### Request
Keep only the lines where "female" appears.

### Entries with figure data
## Begin

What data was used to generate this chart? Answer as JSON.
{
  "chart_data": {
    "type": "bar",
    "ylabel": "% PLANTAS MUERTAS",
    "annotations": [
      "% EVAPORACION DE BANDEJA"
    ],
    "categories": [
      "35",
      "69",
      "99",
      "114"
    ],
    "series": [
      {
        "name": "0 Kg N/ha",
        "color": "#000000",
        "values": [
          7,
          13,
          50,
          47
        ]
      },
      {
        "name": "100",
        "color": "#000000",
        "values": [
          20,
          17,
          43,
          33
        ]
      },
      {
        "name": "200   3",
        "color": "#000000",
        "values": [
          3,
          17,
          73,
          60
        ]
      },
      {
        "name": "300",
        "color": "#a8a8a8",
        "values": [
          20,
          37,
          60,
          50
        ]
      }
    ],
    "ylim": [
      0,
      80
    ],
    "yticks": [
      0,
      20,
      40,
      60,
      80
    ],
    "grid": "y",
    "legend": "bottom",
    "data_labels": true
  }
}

## End
## Begin

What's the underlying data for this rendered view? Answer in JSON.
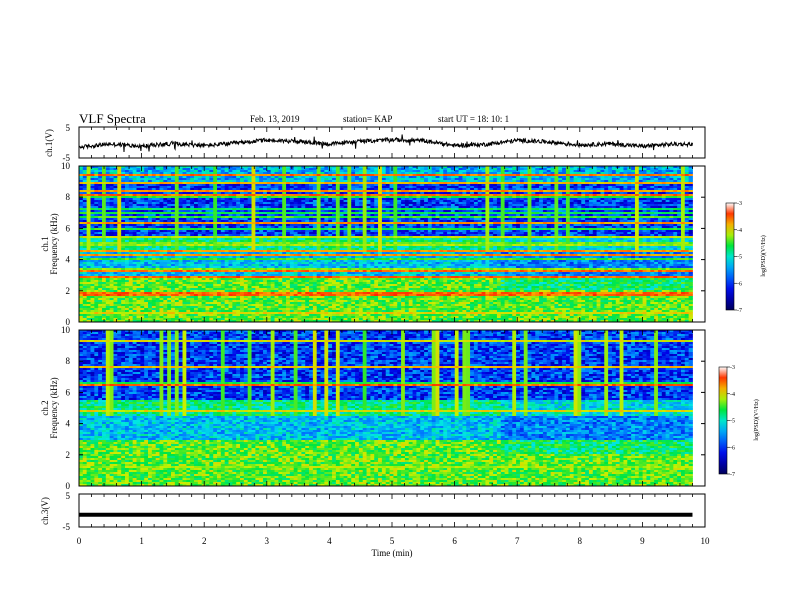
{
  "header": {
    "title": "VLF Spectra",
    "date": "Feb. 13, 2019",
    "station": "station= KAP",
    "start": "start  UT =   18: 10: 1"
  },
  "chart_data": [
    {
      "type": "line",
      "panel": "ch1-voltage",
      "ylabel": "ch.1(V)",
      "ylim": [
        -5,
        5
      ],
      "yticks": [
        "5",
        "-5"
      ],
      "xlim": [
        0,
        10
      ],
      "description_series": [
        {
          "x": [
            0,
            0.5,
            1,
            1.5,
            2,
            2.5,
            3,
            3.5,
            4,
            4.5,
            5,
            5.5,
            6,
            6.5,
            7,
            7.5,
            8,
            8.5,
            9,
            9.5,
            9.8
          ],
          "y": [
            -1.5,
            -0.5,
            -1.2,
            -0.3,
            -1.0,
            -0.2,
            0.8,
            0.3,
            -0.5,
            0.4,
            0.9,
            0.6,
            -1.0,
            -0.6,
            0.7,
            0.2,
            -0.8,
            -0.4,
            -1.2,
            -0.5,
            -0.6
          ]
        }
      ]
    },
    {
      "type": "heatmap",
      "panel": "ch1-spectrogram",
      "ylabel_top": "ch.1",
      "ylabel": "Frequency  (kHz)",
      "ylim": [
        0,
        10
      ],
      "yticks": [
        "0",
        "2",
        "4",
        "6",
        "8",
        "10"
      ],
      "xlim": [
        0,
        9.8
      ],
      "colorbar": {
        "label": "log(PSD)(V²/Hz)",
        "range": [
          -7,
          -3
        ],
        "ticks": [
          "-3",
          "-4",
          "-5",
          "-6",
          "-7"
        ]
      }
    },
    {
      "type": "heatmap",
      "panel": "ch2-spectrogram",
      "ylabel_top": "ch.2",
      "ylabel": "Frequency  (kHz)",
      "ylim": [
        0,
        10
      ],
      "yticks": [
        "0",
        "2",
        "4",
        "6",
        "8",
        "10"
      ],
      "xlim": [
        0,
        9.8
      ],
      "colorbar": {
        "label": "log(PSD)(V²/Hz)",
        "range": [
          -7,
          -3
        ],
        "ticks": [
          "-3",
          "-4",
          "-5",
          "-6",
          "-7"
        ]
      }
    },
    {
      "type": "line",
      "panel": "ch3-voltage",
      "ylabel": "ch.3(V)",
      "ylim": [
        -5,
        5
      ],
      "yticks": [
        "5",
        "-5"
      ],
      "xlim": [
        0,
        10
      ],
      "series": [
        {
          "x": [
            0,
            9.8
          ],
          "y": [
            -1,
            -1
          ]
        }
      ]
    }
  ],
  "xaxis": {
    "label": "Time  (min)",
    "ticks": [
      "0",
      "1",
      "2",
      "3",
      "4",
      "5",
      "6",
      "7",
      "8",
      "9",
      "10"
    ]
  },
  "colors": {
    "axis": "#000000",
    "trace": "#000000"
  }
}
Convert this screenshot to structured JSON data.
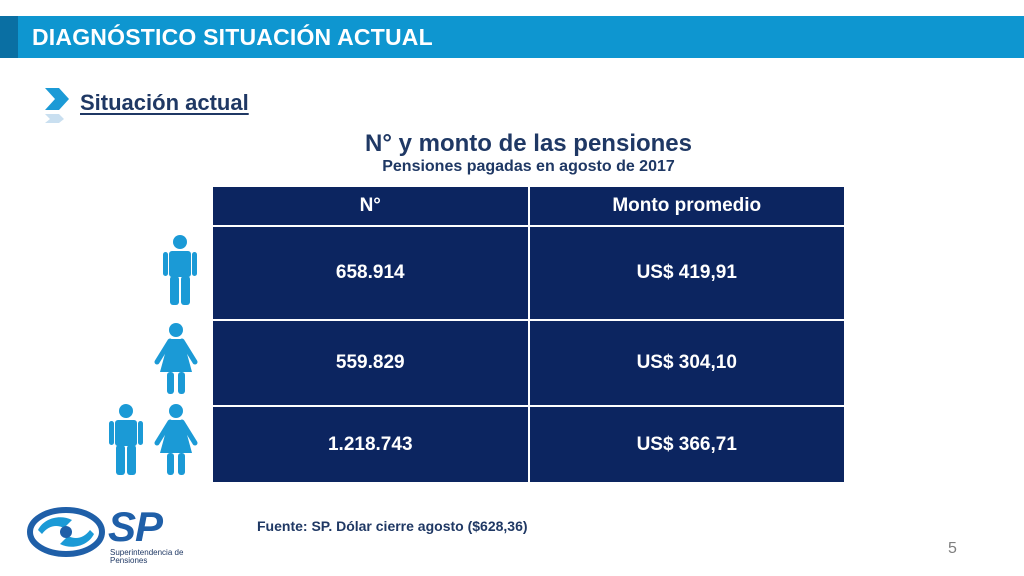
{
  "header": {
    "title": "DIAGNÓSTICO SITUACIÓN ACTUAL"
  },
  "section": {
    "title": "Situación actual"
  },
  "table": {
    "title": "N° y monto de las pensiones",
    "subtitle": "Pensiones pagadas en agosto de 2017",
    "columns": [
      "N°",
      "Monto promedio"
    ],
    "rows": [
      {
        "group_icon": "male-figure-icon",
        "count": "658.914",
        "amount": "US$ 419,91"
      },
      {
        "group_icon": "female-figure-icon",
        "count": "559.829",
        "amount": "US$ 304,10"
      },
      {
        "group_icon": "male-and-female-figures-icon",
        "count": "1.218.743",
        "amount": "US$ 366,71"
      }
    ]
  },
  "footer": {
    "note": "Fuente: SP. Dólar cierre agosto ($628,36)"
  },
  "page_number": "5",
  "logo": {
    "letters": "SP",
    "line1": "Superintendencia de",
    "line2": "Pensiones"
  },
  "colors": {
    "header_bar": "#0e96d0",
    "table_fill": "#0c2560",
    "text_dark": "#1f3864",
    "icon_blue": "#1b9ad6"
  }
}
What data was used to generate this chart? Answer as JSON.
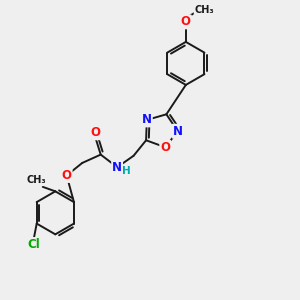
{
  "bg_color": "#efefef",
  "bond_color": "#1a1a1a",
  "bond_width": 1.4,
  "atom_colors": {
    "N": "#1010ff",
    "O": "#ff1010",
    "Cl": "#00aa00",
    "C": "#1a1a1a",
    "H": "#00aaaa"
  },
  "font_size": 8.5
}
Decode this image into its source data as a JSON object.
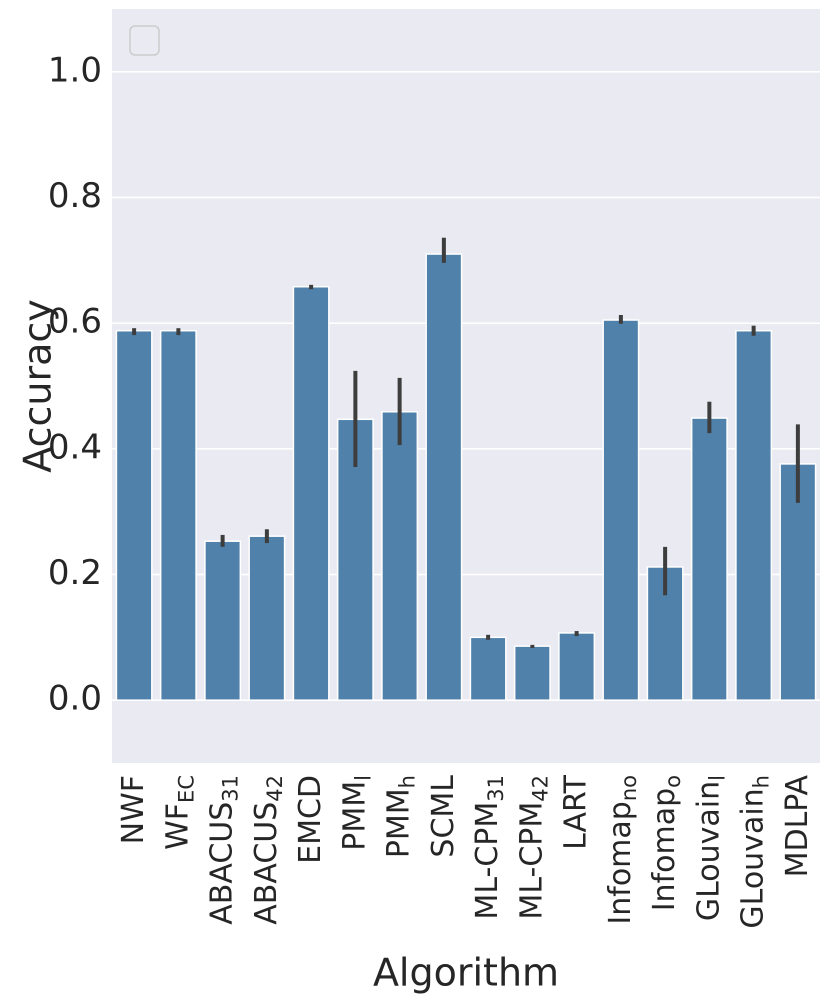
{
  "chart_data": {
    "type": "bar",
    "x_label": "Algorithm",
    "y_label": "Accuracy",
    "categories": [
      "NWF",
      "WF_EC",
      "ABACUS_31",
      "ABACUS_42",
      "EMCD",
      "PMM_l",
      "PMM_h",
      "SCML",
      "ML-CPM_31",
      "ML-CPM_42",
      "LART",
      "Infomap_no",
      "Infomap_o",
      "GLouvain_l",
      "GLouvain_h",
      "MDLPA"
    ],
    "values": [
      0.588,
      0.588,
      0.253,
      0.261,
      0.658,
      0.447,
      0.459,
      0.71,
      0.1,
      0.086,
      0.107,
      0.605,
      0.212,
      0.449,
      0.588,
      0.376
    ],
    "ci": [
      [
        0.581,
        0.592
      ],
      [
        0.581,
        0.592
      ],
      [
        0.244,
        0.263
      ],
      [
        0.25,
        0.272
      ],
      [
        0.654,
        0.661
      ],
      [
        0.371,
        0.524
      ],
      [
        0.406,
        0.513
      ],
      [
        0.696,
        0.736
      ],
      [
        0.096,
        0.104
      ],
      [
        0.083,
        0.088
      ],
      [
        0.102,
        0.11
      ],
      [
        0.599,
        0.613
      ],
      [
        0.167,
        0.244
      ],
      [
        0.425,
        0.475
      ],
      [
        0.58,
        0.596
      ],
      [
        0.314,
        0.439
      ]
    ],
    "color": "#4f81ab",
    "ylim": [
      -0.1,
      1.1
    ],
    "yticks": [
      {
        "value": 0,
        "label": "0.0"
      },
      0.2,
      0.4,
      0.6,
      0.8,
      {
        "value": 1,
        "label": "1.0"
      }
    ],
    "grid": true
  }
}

## End
## Begin

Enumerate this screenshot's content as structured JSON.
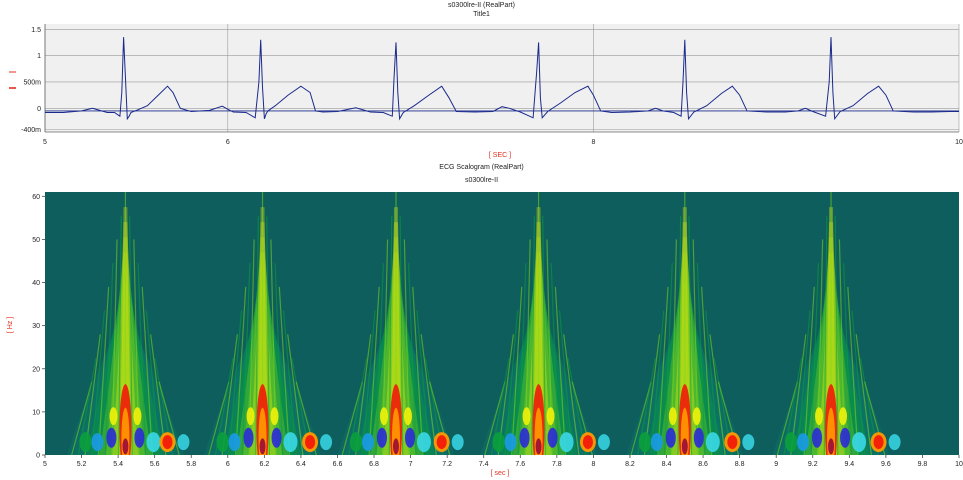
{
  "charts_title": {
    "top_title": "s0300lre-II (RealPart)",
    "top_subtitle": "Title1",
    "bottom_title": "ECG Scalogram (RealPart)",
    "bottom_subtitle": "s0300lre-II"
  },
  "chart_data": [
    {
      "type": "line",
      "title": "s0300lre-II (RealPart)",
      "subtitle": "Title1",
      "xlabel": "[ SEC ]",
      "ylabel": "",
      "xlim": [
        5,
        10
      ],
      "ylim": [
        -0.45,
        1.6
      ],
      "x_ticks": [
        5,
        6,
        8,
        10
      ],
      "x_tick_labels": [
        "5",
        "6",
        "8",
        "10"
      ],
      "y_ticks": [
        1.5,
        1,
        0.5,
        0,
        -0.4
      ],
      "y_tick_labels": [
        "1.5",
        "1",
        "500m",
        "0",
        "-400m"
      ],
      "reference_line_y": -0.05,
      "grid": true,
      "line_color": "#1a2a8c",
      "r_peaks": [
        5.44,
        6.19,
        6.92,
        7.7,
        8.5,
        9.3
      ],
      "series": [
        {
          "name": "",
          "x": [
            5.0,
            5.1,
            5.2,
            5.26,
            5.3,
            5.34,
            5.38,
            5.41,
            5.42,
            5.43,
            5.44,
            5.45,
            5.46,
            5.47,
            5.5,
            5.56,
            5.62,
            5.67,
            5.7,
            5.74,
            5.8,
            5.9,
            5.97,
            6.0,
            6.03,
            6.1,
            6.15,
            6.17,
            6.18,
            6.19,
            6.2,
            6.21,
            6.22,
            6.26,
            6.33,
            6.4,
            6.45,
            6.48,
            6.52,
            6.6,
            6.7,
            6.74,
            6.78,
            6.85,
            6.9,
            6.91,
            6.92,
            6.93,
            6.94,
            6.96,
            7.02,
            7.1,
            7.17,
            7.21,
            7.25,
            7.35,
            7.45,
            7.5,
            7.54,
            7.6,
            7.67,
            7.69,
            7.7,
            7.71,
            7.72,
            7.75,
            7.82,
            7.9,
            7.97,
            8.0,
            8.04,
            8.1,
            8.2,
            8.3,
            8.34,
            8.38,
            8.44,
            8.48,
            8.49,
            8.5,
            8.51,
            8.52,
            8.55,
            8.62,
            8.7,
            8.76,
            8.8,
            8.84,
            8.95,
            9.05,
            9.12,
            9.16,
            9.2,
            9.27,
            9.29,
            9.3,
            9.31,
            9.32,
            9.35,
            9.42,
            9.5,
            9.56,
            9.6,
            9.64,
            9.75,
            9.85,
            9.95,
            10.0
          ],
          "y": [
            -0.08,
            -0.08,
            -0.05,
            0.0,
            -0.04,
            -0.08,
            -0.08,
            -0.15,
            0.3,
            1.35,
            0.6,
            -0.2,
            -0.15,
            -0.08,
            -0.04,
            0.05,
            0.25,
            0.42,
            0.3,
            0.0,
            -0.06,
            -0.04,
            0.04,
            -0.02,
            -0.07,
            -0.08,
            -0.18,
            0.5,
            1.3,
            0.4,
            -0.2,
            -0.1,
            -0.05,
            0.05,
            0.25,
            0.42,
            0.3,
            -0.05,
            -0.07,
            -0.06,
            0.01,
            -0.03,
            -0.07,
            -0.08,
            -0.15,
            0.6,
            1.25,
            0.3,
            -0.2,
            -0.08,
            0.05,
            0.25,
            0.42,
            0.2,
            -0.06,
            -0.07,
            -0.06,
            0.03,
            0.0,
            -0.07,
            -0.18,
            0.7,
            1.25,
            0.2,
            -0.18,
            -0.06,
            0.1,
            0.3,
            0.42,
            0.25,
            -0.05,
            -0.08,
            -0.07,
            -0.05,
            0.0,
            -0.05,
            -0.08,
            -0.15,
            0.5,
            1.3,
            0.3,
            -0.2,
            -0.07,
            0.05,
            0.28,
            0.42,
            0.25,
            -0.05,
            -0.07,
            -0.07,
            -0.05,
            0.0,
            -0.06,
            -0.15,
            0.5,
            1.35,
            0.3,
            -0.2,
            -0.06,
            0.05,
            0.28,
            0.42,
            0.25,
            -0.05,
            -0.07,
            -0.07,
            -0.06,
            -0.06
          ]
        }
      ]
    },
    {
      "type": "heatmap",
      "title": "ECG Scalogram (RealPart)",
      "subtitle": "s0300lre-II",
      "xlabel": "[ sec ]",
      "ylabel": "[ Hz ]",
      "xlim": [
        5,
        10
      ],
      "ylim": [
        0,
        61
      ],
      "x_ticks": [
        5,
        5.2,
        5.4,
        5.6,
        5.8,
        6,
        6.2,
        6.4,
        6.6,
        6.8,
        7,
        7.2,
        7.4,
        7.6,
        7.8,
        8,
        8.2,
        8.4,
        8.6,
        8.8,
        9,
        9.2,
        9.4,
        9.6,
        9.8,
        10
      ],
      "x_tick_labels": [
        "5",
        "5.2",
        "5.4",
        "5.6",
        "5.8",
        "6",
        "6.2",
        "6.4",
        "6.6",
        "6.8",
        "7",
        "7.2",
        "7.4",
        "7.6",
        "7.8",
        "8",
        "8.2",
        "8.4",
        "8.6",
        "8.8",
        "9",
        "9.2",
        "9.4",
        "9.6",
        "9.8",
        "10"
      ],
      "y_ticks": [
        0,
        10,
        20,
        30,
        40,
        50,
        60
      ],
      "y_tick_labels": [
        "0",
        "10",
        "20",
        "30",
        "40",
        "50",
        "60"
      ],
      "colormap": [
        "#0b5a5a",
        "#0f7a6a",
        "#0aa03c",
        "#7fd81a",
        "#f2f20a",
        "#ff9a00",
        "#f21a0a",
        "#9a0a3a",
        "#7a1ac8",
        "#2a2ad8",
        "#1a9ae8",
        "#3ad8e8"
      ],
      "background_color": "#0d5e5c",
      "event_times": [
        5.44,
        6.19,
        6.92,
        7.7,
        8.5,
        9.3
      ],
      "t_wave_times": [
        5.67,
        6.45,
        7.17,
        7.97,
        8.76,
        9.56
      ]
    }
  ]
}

## End

### Correct result
        "group_icon": "female-figure-icon",
        "group_icon": "male-and-female-figures-icon",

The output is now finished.